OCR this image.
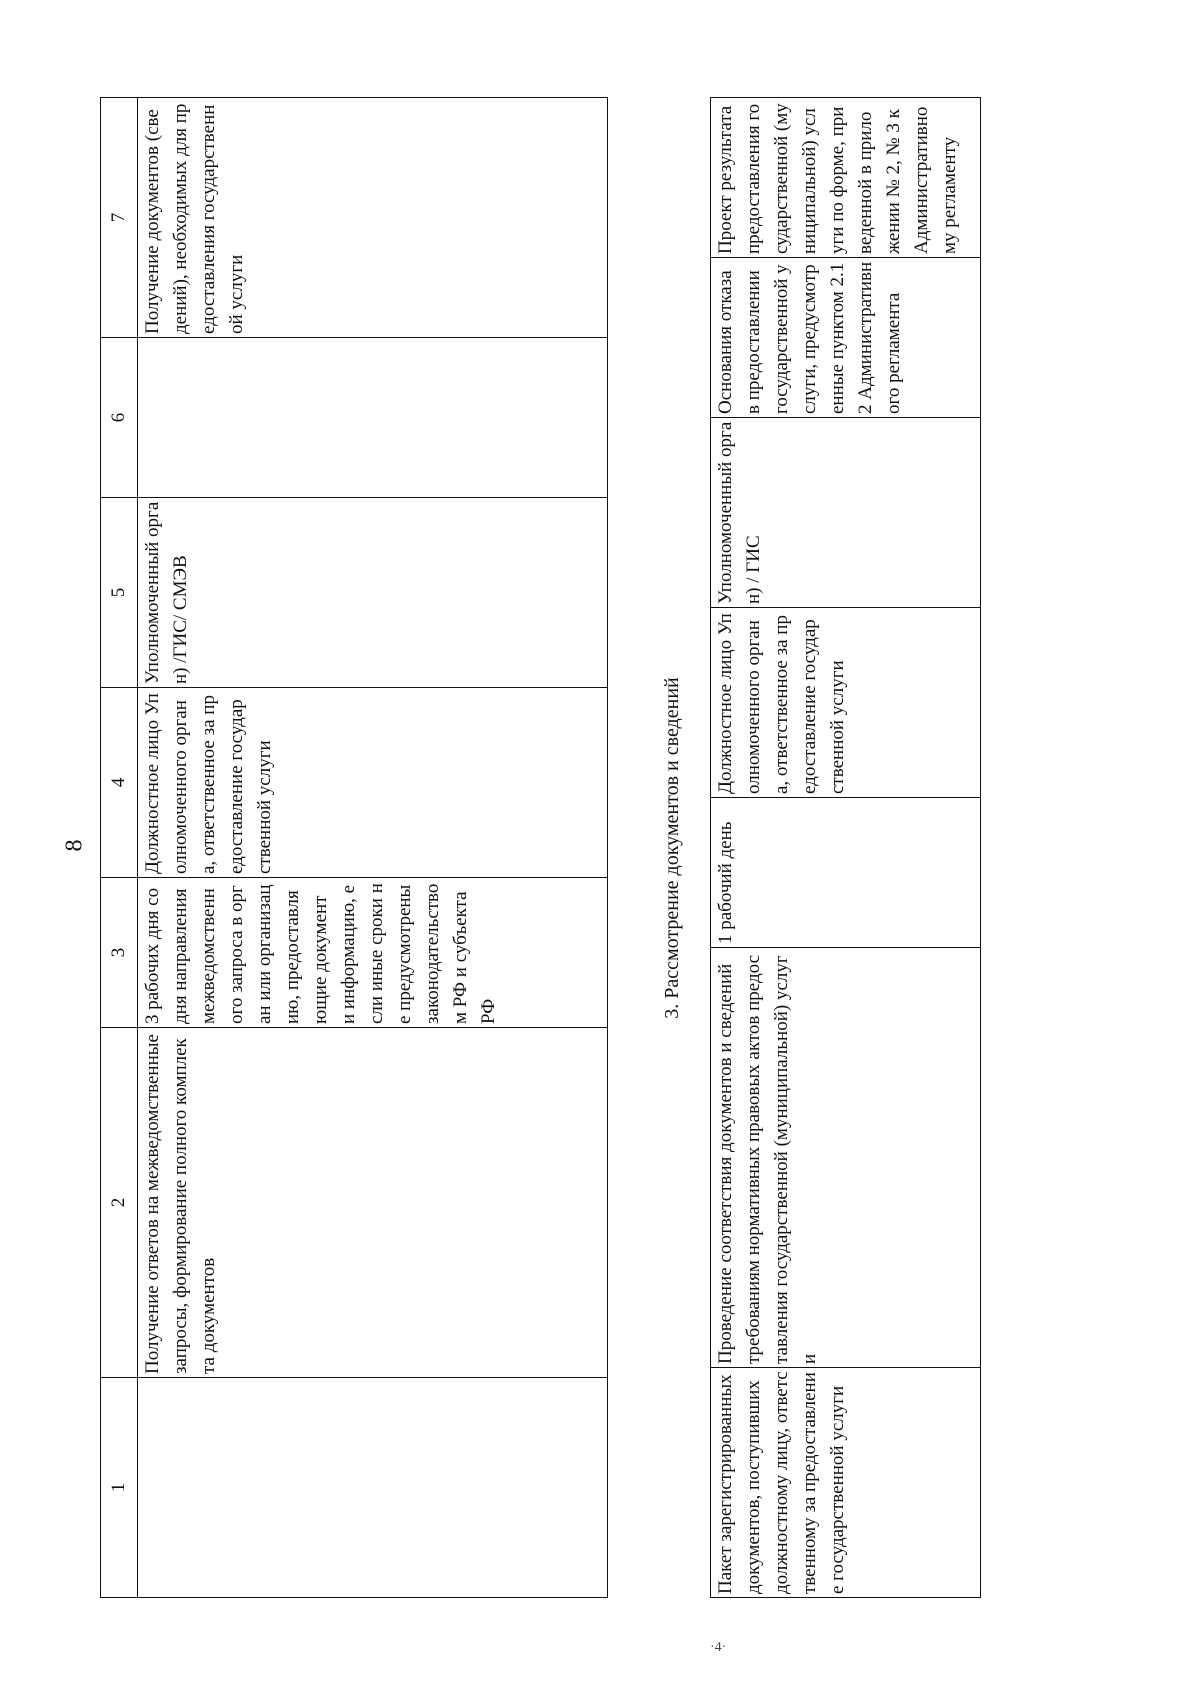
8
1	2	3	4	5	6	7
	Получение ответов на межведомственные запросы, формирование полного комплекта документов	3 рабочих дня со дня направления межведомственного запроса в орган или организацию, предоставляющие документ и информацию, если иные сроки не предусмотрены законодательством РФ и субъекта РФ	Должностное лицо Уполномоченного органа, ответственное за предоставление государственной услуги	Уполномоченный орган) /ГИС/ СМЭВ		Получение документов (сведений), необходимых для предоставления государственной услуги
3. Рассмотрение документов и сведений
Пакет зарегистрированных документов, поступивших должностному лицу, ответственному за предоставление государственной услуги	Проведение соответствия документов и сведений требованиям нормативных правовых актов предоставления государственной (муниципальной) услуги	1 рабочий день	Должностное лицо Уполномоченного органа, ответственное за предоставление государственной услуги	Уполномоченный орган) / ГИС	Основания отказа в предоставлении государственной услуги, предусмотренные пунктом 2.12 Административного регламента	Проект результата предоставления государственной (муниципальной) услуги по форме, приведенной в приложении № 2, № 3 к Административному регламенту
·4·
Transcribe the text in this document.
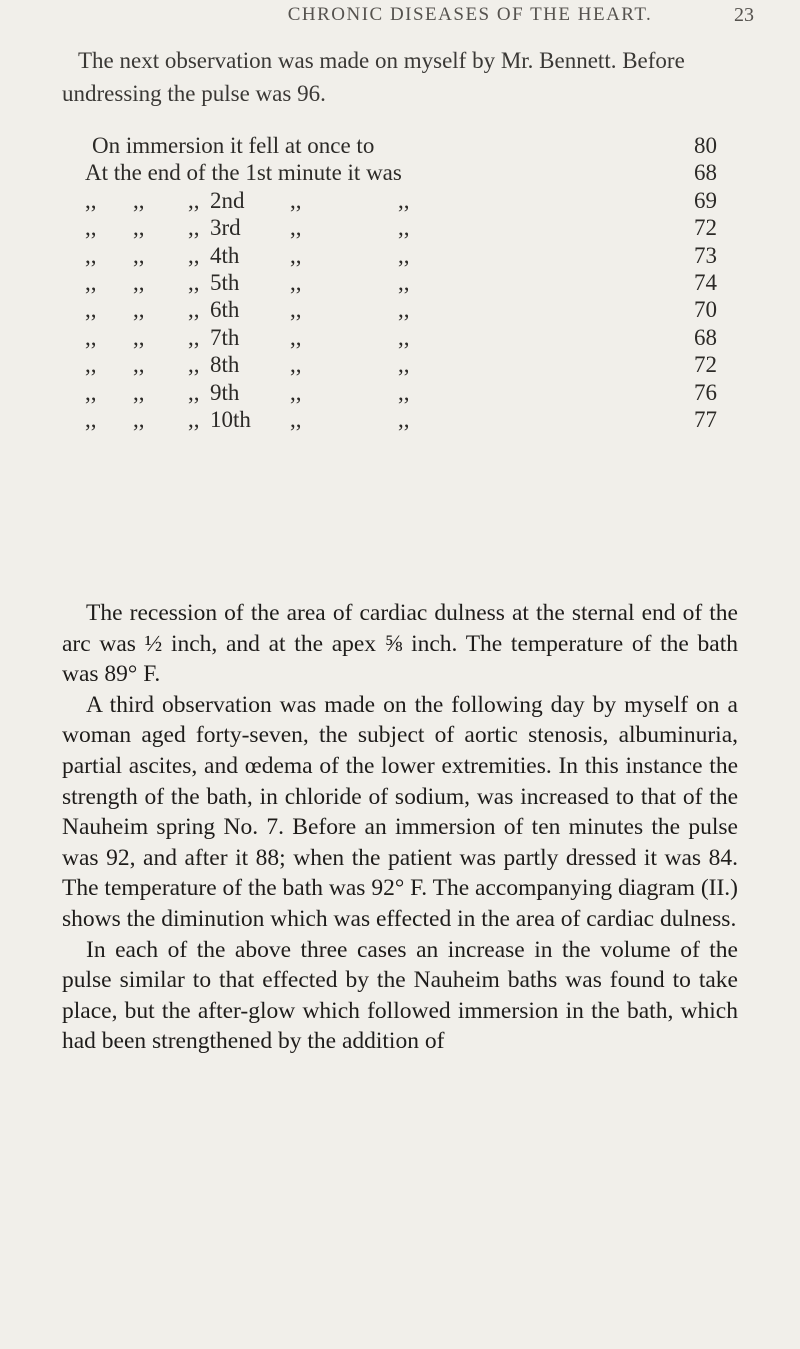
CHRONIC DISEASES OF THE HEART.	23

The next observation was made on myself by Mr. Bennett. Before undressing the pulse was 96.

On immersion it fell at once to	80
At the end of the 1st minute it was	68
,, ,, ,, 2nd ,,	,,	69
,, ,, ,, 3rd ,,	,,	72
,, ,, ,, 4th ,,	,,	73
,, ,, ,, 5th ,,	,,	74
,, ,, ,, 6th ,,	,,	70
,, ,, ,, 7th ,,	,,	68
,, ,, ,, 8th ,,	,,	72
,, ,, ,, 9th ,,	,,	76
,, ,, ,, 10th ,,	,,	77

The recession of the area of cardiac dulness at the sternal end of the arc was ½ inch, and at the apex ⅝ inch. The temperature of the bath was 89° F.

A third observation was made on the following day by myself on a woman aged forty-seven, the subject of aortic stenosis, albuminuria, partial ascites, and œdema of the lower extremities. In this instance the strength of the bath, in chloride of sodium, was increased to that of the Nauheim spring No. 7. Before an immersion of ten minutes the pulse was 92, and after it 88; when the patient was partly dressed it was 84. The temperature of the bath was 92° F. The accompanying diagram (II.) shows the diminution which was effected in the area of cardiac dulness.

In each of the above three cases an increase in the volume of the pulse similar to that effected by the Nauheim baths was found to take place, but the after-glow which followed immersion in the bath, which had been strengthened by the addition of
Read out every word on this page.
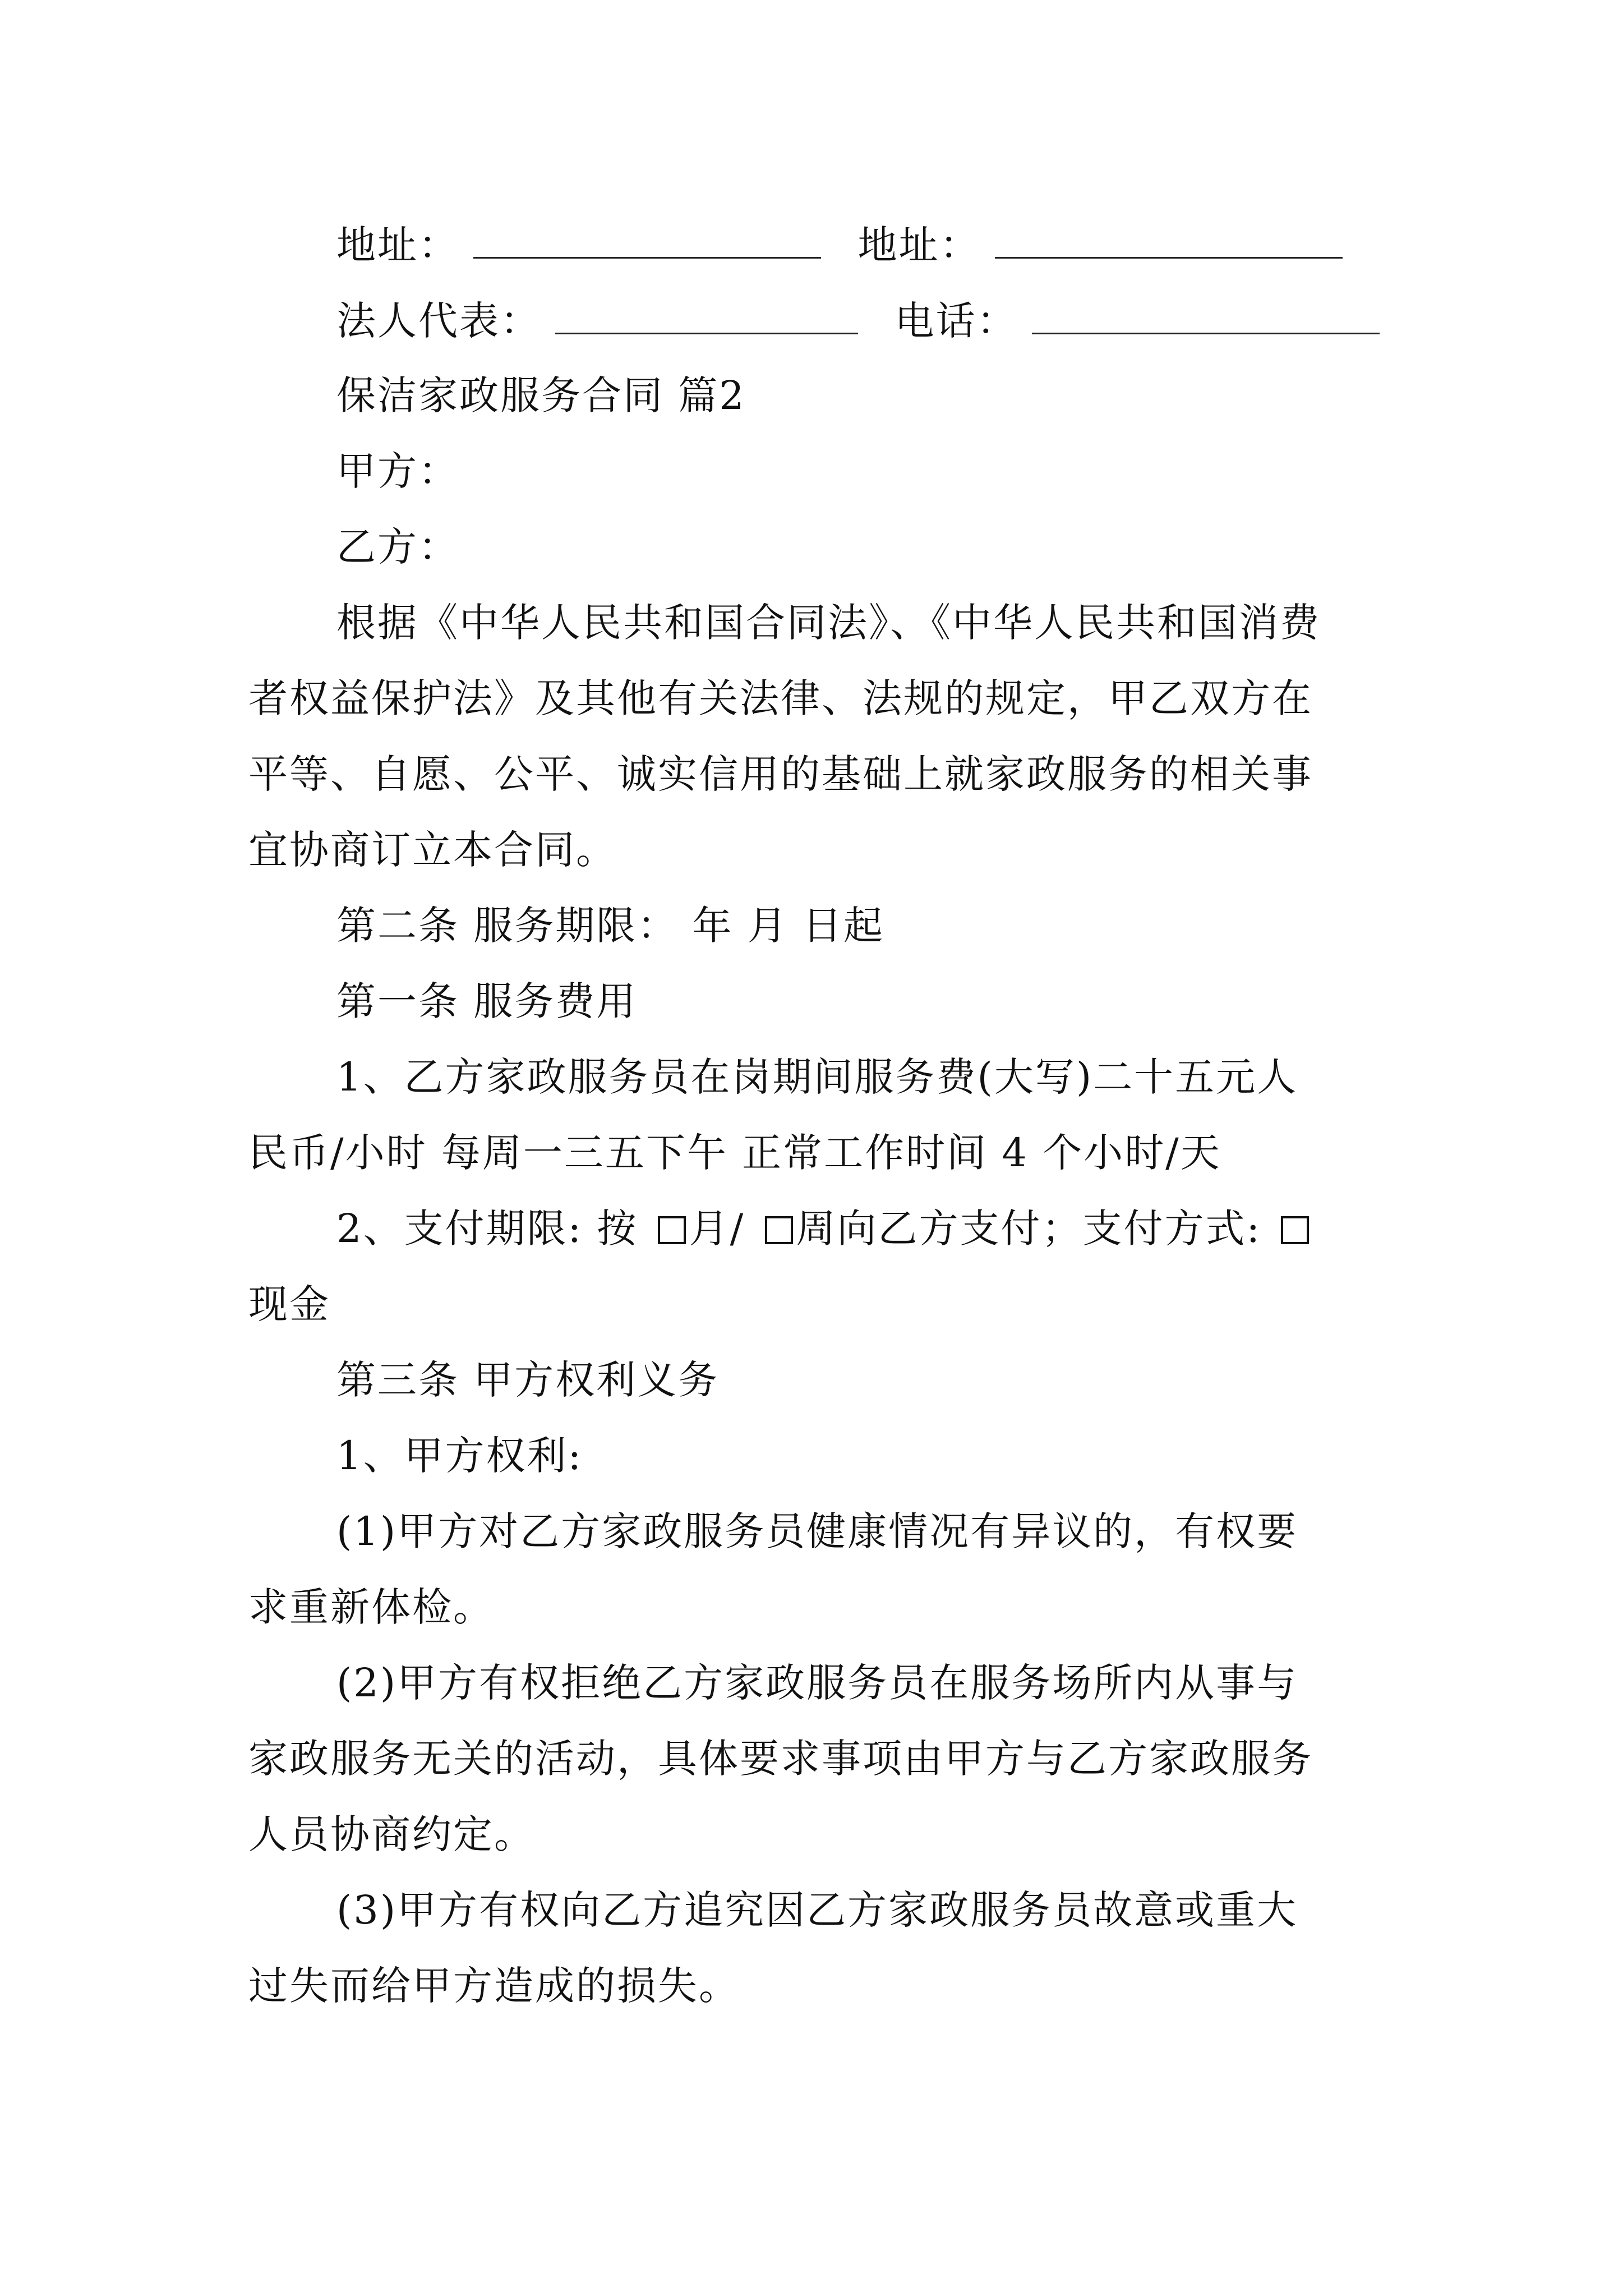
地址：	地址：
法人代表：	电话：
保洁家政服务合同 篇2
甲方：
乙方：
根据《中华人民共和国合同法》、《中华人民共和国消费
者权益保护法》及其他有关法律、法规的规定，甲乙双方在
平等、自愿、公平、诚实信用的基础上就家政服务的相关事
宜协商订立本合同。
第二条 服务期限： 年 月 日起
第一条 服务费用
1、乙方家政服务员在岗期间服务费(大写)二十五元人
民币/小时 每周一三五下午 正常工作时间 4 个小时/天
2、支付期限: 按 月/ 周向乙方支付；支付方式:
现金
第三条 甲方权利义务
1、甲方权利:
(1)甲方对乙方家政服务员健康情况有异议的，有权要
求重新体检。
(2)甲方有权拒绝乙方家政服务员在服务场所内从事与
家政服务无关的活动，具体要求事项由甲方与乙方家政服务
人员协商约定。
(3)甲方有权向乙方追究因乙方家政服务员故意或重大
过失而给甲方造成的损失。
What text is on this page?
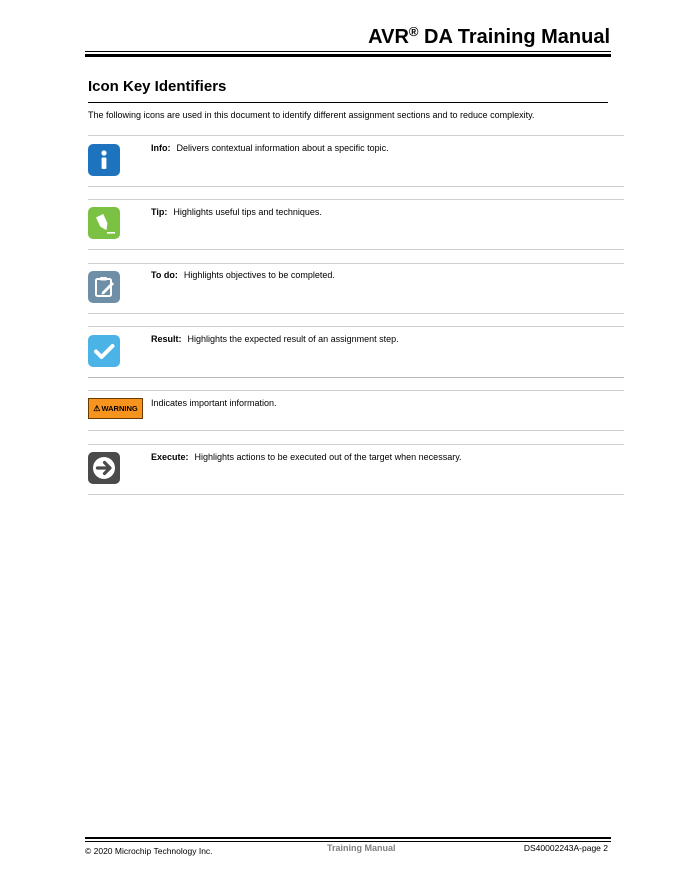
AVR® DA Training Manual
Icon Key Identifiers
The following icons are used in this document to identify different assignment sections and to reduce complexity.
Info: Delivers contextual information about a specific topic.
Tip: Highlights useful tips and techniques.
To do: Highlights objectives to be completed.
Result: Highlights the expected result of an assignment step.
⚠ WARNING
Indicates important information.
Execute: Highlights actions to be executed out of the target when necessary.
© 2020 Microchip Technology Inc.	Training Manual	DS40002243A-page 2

* * * * *

Task description: Tally up the lines in the records containing the word "information", then give the count and nothing else.

Output of the task: 2